_DESCRIPTION OF THE TASK:_
Tally the lines that include "grid". Output the number only.
....
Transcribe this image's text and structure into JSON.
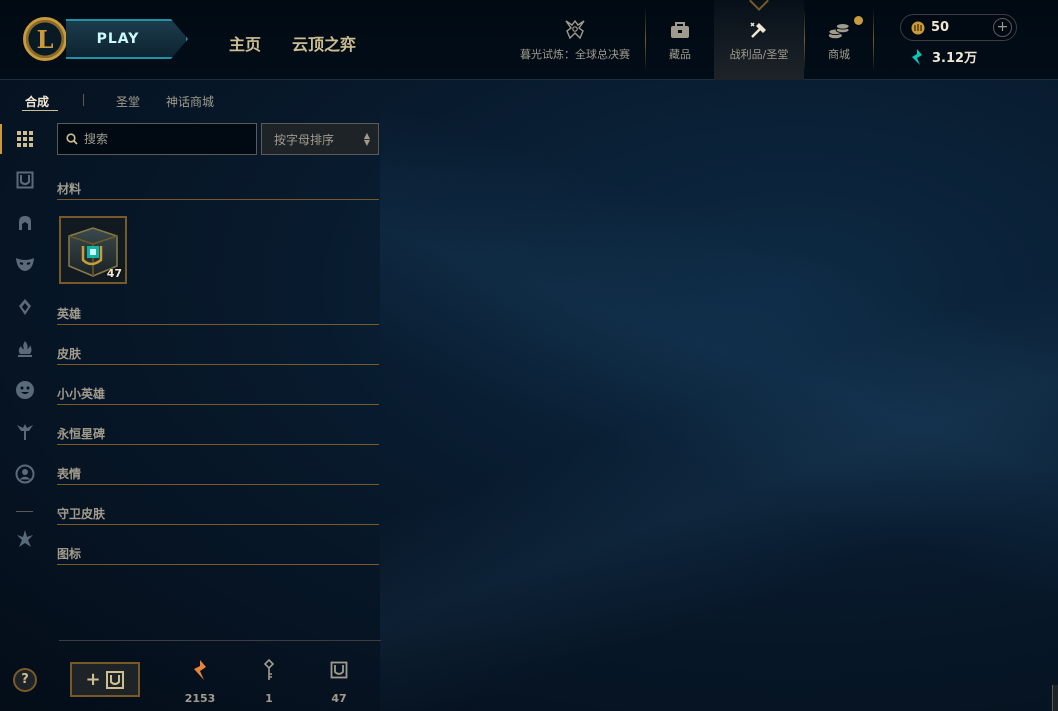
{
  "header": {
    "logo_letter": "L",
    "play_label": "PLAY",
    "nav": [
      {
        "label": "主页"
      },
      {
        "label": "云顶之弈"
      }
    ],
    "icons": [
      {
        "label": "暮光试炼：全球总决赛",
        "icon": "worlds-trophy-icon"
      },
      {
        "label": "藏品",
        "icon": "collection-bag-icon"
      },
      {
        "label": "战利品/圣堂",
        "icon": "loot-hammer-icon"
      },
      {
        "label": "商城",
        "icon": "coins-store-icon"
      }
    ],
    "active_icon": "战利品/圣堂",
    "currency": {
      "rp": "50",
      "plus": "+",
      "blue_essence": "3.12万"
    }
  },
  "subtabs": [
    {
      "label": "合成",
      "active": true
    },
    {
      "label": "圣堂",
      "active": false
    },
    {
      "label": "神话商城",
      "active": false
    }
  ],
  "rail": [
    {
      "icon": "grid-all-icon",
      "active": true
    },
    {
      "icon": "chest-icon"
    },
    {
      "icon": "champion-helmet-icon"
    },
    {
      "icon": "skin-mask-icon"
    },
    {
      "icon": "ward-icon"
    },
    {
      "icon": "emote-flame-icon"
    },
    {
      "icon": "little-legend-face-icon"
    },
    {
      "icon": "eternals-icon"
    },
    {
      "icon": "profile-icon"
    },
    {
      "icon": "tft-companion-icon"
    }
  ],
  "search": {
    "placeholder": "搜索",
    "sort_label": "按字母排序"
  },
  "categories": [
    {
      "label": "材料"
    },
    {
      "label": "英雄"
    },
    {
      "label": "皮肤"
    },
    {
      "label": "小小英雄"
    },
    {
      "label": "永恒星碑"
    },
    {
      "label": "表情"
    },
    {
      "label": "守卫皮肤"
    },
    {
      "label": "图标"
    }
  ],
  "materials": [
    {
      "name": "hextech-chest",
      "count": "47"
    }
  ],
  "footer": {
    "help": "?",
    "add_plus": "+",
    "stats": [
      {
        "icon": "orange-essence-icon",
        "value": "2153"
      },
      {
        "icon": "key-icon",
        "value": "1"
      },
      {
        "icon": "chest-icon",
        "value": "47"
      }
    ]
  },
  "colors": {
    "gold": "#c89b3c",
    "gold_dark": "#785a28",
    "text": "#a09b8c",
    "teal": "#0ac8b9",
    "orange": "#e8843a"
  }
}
....
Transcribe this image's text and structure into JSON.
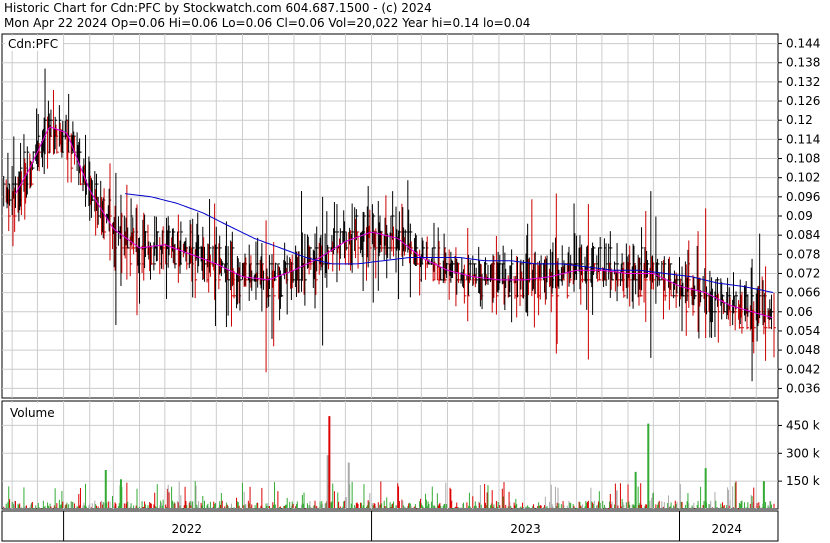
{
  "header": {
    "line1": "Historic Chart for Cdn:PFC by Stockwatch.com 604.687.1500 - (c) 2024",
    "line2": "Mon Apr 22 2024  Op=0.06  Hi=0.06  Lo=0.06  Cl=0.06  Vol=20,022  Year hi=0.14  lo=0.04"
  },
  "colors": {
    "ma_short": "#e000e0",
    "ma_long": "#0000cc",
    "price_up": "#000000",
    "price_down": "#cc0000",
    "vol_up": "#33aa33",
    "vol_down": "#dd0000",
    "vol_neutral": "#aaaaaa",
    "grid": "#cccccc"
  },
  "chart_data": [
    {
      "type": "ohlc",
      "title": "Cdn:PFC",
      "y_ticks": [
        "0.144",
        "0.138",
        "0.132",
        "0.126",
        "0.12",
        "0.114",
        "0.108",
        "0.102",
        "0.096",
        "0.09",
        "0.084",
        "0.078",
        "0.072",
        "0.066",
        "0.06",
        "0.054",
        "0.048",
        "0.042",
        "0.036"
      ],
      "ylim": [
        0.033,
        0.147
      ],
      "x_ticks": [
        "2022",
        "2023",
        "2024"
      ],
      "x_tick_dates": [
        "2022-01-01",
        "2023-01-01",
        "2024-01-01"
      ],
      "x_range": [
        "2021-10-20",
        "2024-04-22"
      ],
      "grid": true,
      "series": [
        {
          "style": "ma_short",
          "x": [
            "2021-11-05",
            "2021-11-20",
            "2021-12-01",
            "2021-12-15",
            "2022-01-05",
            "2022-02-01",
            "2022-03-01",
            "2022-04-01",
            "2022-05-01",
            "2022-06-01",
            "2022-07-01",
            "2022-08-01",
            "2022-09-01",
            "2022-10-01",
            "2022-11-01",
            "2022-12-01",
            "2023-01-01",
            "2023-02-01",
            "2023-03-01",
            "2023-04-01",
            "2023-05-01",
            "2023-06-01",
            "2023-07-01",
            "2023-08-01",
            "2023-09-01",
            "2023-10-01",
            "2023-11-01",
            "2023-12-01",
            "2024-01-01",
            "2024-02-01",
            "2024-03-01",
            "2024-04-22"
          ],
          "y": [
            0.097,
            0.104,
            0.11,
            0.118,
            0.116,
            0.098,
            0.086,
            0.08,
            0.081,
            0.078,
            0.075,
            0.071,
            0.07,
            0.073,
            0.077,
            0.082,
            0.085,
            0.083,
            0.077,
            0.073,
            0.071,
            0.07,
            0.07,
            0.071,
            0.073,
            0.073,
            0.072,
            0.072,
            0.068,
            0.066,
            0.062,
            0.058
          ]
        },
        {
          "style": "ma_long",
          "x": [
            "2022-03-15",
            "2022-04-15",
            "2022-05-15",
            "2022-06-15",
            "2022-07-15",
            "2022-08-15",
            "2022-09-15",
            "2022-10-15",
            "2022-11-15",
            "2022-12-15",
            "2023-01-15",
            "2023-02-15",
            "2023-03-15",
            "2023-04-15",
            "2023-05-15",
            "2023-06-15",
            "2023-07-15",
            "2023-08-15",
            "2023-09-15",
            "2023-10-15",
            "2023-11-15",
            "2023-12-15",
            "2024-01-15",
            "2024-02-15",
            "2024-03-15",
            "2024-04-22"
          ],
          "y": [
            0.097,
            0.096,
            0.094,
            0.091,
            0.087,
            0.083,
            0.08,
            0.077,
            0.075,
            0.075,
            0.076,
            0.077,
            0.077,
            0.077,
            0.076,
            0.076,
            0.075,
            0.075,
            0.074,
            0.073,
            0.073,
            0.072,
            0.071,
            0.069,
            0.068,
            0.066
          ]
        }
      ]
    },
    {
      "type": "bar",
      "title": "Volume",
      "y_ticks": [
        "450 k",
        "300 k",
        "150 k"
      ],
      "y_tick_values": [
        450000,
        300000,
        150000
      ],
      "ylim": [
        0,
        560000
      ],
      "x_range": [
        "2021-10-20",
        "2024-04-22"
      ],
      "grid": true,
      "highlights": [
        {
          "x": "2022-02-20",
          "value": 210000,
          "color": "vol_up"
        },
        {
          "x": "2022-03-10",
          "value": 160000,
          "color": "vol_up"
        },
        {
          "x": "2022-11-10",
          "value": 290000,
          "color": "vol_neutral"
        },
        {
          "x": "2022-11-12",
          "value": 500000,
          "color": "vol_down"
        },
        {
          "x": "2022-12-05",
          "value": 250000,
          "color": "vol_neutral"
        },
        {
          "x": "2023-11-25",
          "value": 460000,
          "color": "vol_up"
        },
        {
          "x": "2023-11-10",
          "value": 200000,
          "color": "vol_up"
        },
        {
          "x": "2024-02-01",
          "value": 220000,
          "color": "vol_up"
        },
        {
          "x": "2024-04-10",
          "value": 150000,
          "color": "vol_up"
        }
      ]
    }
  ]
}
....
_THE OUTPUT:_
4